* [Instructions to follow]
Each record below should be repeated precisely as written.

* [Input material]
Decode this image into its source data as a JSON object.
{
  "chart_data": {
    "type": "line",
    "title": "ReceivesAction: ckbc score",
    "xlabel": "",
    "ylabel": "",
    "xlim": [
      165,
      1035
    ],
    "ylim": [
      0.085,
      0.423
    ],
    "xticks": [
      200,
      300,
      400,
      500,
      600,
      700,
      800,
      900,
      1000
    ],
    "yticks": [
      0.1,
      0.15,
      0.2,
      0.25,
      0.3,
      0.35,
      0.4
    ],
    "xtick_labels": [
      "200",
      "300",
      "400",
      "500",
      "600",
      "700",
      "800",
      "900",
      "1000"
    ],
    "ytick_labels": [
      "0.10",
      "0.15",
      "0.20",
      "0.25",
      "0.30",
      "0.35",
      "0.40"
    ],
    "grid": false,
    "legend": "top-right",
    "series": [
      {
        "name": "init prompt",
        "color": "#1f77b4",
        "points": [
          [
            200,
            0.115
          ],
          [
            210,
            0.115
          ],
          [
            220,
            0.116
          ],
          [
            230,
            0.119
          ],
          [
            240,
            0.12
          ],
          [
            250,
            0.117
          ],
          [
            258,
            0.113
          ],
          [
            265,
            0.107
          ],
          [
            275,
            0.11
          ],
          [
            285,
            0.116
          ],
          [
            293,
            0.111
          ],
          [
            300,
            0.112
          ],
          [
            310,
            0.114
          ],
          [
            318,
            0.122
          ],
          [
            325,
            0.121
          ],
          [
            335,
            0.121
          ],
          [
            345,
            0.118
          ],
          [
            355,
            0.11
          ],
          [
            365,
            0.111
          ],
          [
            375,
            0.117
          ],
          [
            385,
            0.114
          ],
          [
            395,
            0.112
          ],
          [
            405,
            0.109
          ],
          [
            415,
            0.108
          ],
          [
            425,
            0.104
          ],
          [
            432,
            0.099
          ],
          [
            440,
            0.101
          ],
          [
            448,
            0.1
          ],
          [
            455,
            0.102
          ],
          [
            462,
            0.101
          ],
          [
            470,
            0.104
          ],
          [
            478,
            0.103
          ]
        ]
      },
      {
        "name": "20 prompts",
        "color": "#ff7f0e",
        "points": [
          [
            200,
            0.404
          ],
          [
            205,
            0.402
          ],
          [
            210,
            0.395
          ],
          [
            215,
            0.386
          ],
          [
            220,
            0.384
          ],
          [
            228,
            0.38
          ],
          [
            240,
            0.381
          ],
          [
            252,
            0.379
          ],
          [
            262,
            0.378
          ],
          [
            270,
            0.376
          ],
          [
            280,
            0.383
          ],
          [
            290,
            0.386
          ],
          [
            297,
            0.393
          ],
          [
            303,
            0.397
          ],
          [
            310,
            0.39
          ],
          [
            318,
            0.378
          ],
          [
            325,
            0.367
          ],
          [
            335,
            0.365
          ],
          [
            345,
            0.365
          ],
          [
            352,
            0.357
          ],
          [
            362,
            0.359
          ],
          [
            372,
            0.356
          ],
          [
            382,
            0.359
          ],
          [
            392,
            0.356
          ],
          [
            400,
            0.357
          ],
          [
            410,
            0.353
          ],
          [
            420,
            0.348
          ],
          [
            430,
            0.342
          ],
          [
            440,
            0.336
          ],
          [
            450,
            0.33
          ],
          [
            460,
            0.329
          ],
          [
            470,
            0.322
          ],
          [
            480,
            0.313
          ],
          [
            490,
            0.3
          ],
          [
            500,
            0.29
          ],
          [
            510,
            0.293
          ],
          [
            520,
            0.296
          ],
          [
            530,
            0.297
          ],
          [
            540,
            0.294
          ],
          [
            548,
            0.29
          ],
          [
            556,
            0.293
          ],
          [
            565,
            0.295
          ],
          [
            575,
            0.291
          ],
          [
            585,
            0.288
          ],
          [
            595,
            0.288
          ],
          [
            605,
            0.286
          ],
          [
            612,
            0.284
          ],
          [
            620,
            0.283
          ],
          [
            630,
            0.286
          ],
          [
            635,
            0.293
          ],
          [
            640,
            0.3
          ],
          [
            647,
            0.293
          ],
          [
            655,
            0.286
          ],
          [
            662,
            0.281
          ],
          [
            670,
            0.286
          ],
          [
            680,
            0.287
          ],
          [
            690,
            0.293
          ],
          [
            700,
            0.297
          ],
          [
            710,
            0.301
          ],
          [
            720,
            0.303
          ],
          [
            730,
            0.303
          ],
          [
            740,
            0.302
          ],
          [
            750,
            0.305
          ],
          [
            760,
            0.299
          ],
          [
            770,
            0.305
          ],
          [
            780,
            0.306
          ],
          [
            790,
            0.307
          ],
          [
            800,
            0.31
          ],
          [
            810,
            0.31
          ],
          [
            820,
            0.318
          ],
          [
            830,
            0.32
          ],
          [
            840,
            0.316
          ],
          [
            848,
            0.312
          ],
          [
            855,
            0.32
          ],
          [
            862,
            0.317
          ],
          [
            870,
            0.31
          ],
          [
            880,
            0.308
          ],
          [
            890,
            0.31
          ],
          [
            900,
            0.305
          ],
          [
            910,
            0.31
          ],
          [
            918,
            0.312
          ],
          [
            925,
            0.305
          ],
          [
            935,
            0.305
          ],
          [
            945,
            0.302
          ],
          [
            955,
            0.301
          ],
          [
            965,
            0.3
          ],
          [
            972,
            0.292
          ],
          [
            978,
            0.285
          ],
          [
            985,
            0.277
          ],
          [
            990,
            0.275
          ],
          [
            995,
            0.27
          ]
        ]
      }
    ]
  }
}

* [Written reply]
Decode this image into its source data as a JSON object.
{
  "chart_data": {
    "type": "line",
    "title": "ReceivesAction: ckbc score",
    "xlabel": "",
    "ylabel": "",
    "xlim": [
      165,
      1035
    ],
    "ylim": [
      0.085,
      0.423
    ],
    "xticks": [
      200,
      300,
      400,
      500,
      600,
      700,
      800,
      900,
      1000
    ],
    "yticks": [
      0.1,
      0.15,
      0.2,
      0.25,
      0.3,
      0.35,
      0.4
    ],
    "xtick_labels": [
      "200",
      "300",
      "400",
      "500",
      "600",
      "700",
      "800",
      "900",
      "1000"
    ],
    "ytick_labels": [
      "0.10",
      "0.15",
      "0.20",
      "0.25",
      "0.30",
      "0.35",
      "0.40"
    ],
    "grid": false,
    "legend": "top-right",
    "series": [
      {
        "name": "init prompt",
        "color": "#1f77b4",
        "points": [
          [
            200,
            0.115
          ],
          [
            210,
            0.115
          ],
          [
            220,
            0.116
          ],
          [
            230,
            0.119
          ],
          [
            240,
            0.12
          ],
          [
            250,
            0.117
          ],
          [
            258,
            0.113
          ],
          [
            265,
            0.107
          ],
          [
            275,
            0.11
          ],
          [
            285,
            0.116
          ],
          [
            293,
            0.111
          ],
          [
            300,
            0.112
          ],
          [
            310,
            0.114
          ],
          [
            318,
            0.122
          ],
          [
            325,
            0.121
          ],
          [
            335,
            0.121
          ],
          [
            345,
            0.118
          ],
          [
            355,
            0.11
          ],
          [
            365,
            0.111
          ],
          [
            375,
            0.117
          ],
          [
            385,
            0.114
          ],
          [
            395,
            0.112
          ],
          [
            405,
            0.109
          ],
          [
            415,
            0.108
          ],
          [
            425,
            0.104
          ],
          [
            432,
            0.099
          ],
          [
            440,
            0.101
          ],
          [
            448,
            0.1
          ],
          [
            455,
            0.102
          ],
          [
            462,
            0.101
          ],
          [
            470,
            0.104
          ],
          [
            478,
            0.103
          ]
        ]
      },
      {
        "name": "20 prompts",
        "color": "#ff7f0e",
        "points": [
          [
            200,
            0.404
          ],
          [
            205,
            0.402
          ],
          [
            210,
            0.395
          ],
          [
            215,
            0.386
          ],
          [
            220,
            0.384
          ],
          [
            228,
            0.38
          ],
          [
            240,
            0.381
          ],
          [
            252,
            0.379
          ],
          [
            262,
            0.378
          ],
          [
            270,
            0.376
          ],
          [
            280,
            0.383
          ],
          [
            290,
            0.386
          ],
          [
            297,
            0.393
          ],
          [
            303,
            0.397
          ],
          [
            310,
            0.39
          ],
          [
            318,
            0.378
          ],
          [
            325,
            0.367
          ],
          [
            335,
            0.365
          ],
          [
            345,
            0.365
          ],
          [
            352,
            0.357
          ],
          [
            362,
            0.359
          ],
          [
            372,
            0.356
          ],
          [
            382,
            0.359
          ],
          [
            392,
            0.356
          ],
          [
            400,
            0.357
          ],
          [
            410,
            0.353
          ],
          [
            420,
            0.348
          ],
          [
            430,
            0.342
          ],
          [
            440,
            0.336
          ],
          [
            450,
            0.33
          ],
          [
            460,
            0.329
          ],
          [
            470,
            0.322
          ],
          [
            480,
            0.313
          ],
          [
            490,
            0.3
          ],
          [
            500,
            0.29
          ],
          [
            510,
            0.293
          ],
          [
            520,
            0.296
          ],
          [
            530,
            0.297
          ],
          [
            540,
            0.294
          ],
          [
            548,
            0.29
          ],
          [
            556,
            0.293
          ],
          [
            565,
            0.295
          ],
          [
            575,
            0.291
          ],
          [
            585,
            0.288
          ],
          [
            595,
            0.288
          ],
          [
            605,
            0.286
          ],
          [
            612,
            0.284
          ],
          [
            620,
            0.283
          ],
          [
            630,
            0.286
          ],
          [
            635,
            0.293
          ],
          [
            640,
            0.3
          ],
          [
            647,
            0.293
          ],
          [
            655,
            0.286
          ],
          [
            662,
            0.281
          ],
          [
            670,
            0.286
          ],
          [
            680,
            0.287
          ],
          [
            690,
            0.293
          ],
          [
            700,
            0.297
          ],
          [
            710,
            0.301
          ],
          [
            720,
            0.303
          ],
          [
            730,
            0.303
          ],
          [
            740,
            0.302
          ],
          [
            750,
            0.305
          ],
          [
            760,
            0.299
          ],
          [
            770,
            0.305
          ],
          [
            780,
            0.306
          ],
          [
            790,
            0.307
          ],
          [
            800,
            0.31
          ],
          [
            810,
            0.31
          ],
          [
            820,
            0.318
          ],
          [
            830,
            0.32
          ],
          [
            840,
            0.316
          ],
          [
            848,
            0.312
          ],
          [
            855,
            0.32
          ],
          [
            862,
            0.317
          ],
          [
            870,
            0.31
          ],
          [
            880,
            0.308
          ],
          [
            890,
            0.31
          ],
          [
            900,
            0.305
          ],
          [
            910,
            0.31
          ],
          [
            918,
            0.312
          ],
          [
            925,
            0.305
          ],
          [
            935,
            0.305
          ],
          [
            945,
            0.302
          ],
          [
            955,
            0.301
          ],
          [
            965,
            0.3
          ],
          [
            972,
            0.292
          ],
          [
            978,
            0.285
          ],
          [
            985,
            0.277
          ],
          [
            990,
            0.275
          ],
          [
            995,
            0.27
          ]
        ]
      }
    ]
  }
}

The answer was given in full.